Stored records
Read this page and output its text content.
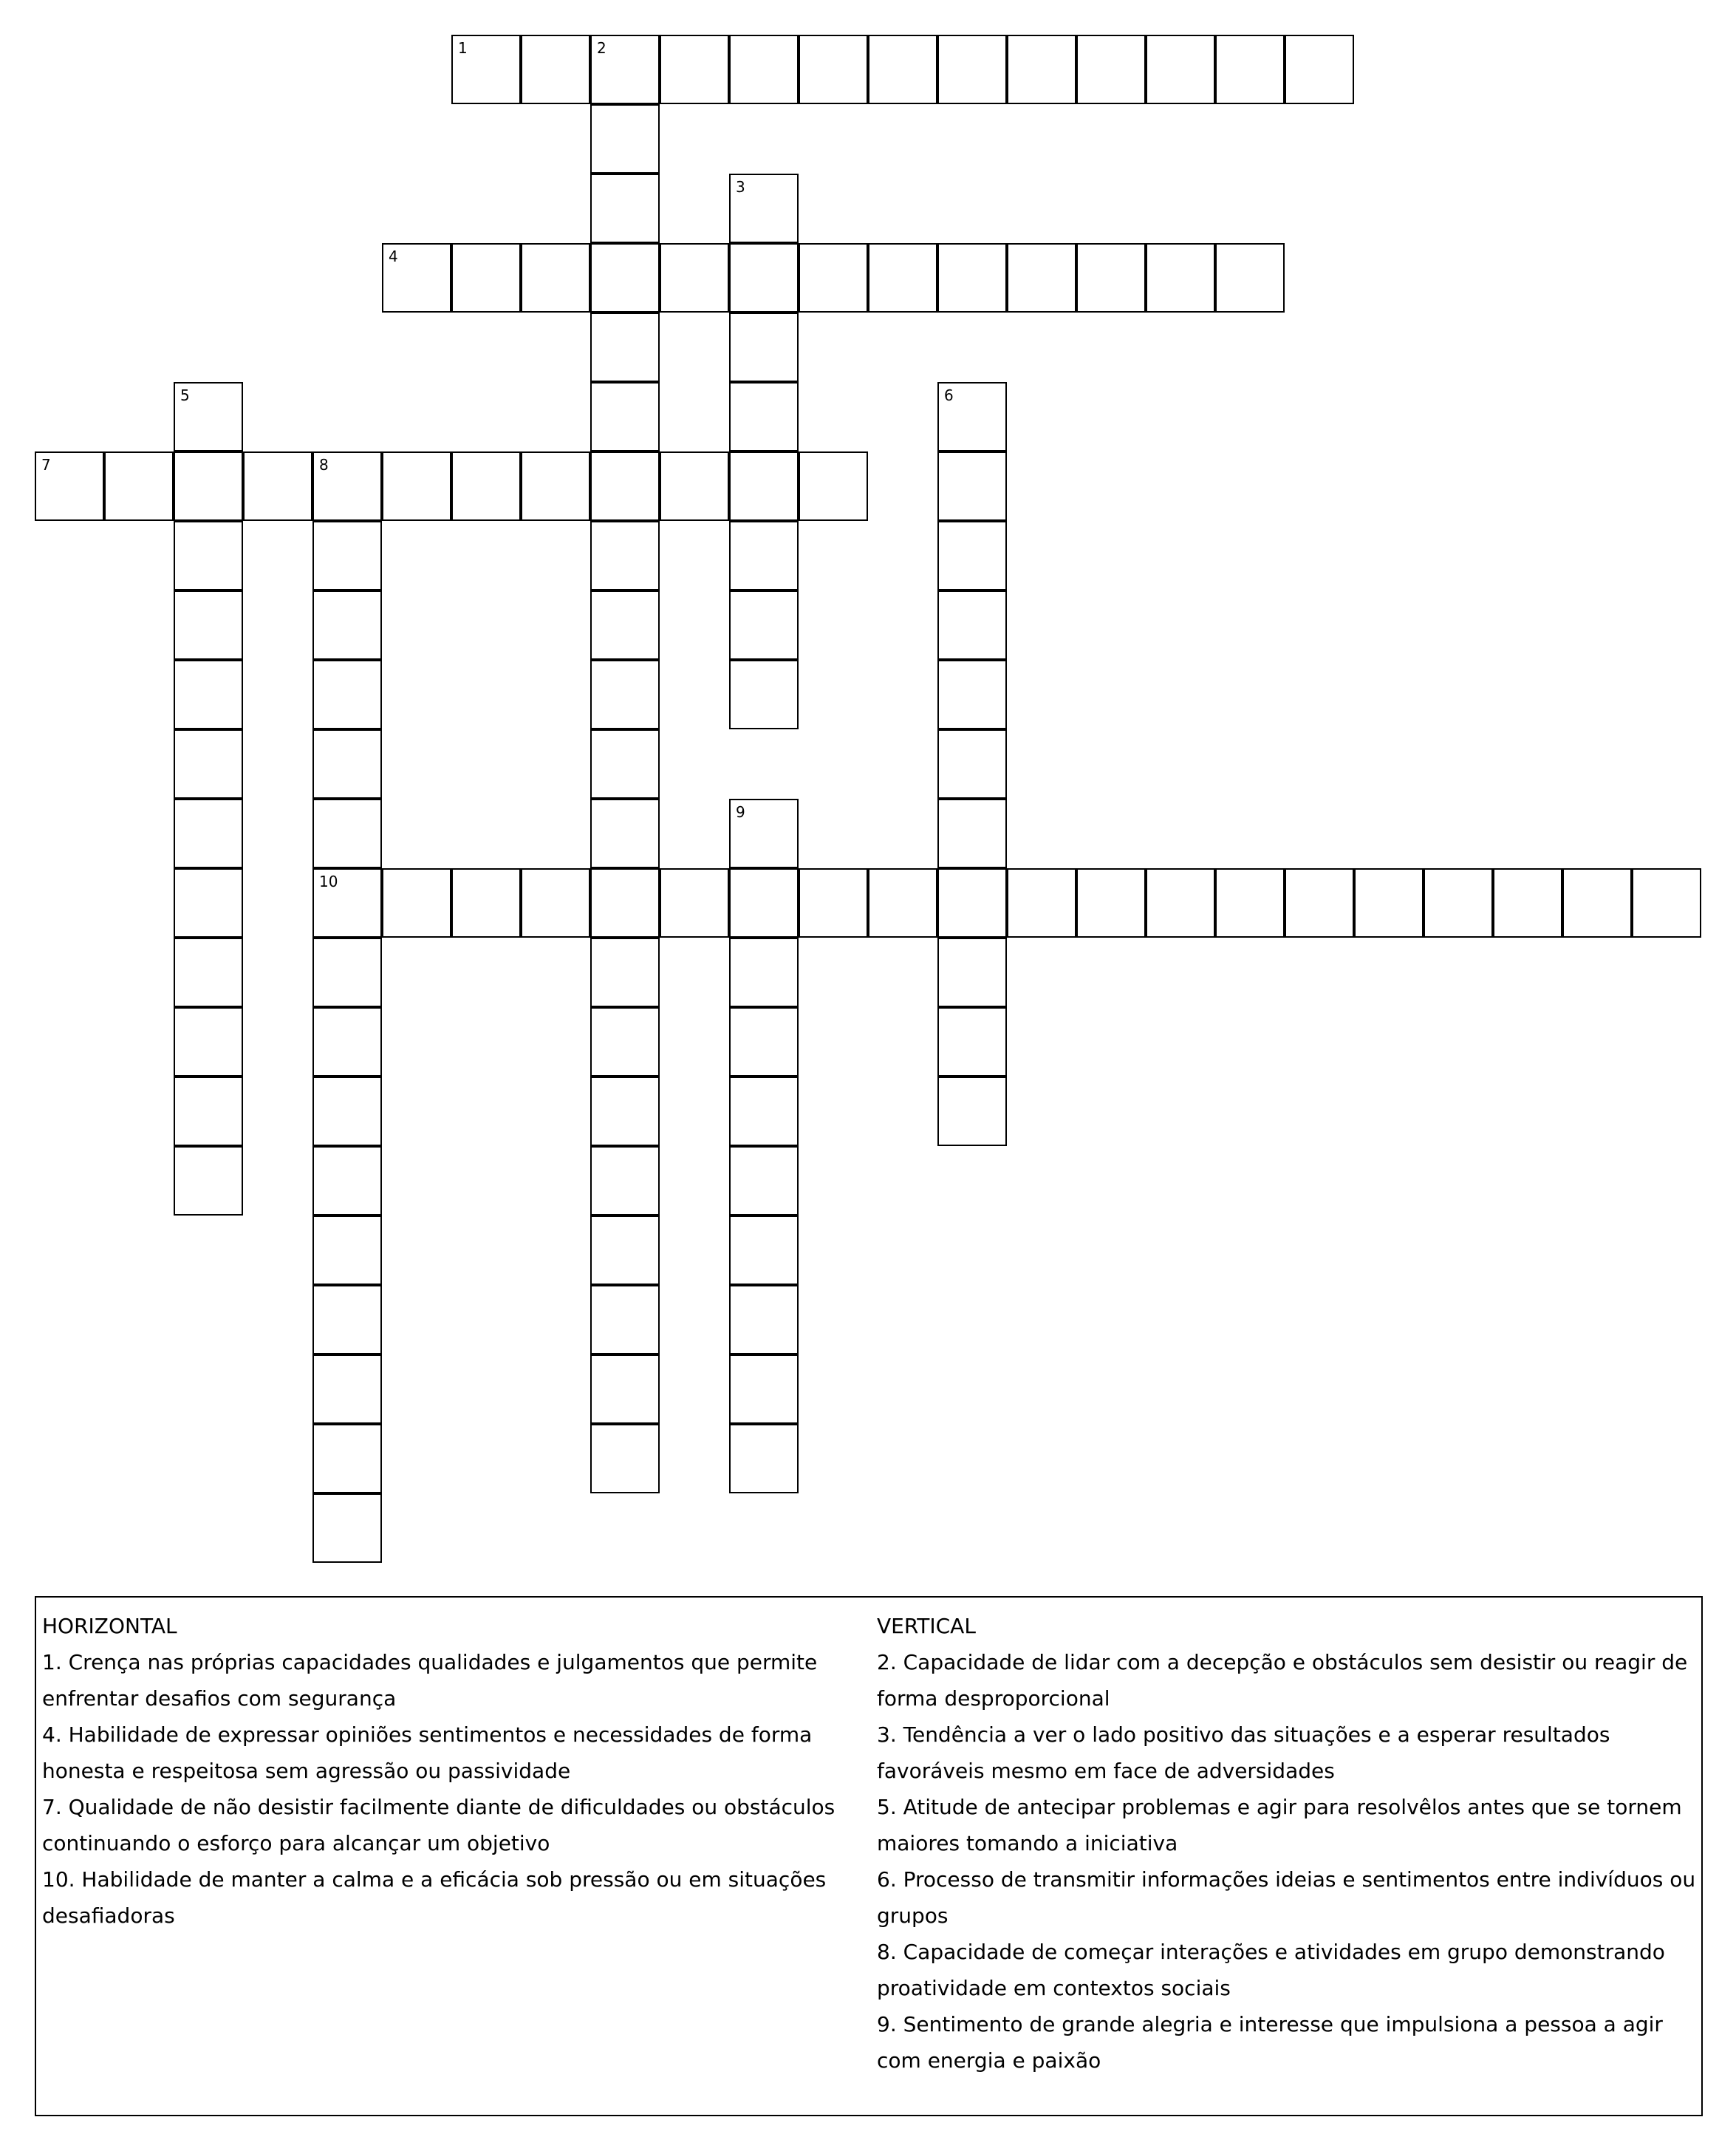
1	2
3
4
5	6
7	8
10
9

HORIZONTAL

1. Crença nas próprias capacidades qualidades e julgamentos que permite enfrentar desafios com segurança

4. Habilidade de expressar opiniões sentimentos e necessidades de forma honesta e respeitosa sem agressão ou passividade

7. Qualidade de não desistir facilmente diante de dificuldades ou obstáculos continuando o esforço para alcançar um objetivo

10. Habilidade de manter a calma e a eficácia sob pressão ou em situações desafiadoras

VERTICAL

2. Capacidade de lidar com a decepção e obstáculos sem desistir ou reagir de forma desproporcional

3. Tendência a ver o lado positivo das situações e a esperar resultados favoráveis mesmo em face de adversidades

5. Atitude de antecipar problemas e agir para resolvêlos antes que se tornem maiores tomando a iniciativa

6. Processo de transmitir informações ideias e sentimentos entre indivíduos ou grupos

8. Capacidade de começar interações e atividades em grupo demonstrando proatividade em contextos sociais

9. Sentimento de grande alegria e interesse que impulsiona a pessoa a agir com energia e paixão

• Instructions to follow
Will you restate every entry word for word and omit the images?

• Solved problem
Read this page and output its text content.
1	2
3
4
5	6
7	8
10
9

HORIZONTAL

1. Crença nas próprias capacidades qualidades e julgamentos que permite enfrentar desafios com segurança

4. Habilidade de expressar opiniões sentimentos e necessidades de forma honesta e respeitosa sem agressão ou passividade

7. Qualidade de não desistir facilmente diante de dificuldades ou obstáculos continuando o esforço para alcançar um objetivo

10. Habilidade de manter a calma e a eficácia sob pressão ou em situações desafiadoras

VERTICAL

2. Capacidade de lidar com a decepção e obstáculos sem desistir ou reagir de forma desproporcional

3. Tendência a ver o lado positivo das situações e a esperar resultados favoráveis mesmo em face de adversidades

5. Atitude de antecipar problemas e agir para resolvêlos antes que se tornem maiores tomando a iniciativa

6. Processo de transmitir informações ideias e sentimentos entre indivíduos ou grupos

8. Capacidade de começar interações e atividades em grupo demonstrando proatividade em contextos sociais

9. Sentimento de grande alegria e interesse que impulsiona a pessoa a agir com energia e paixão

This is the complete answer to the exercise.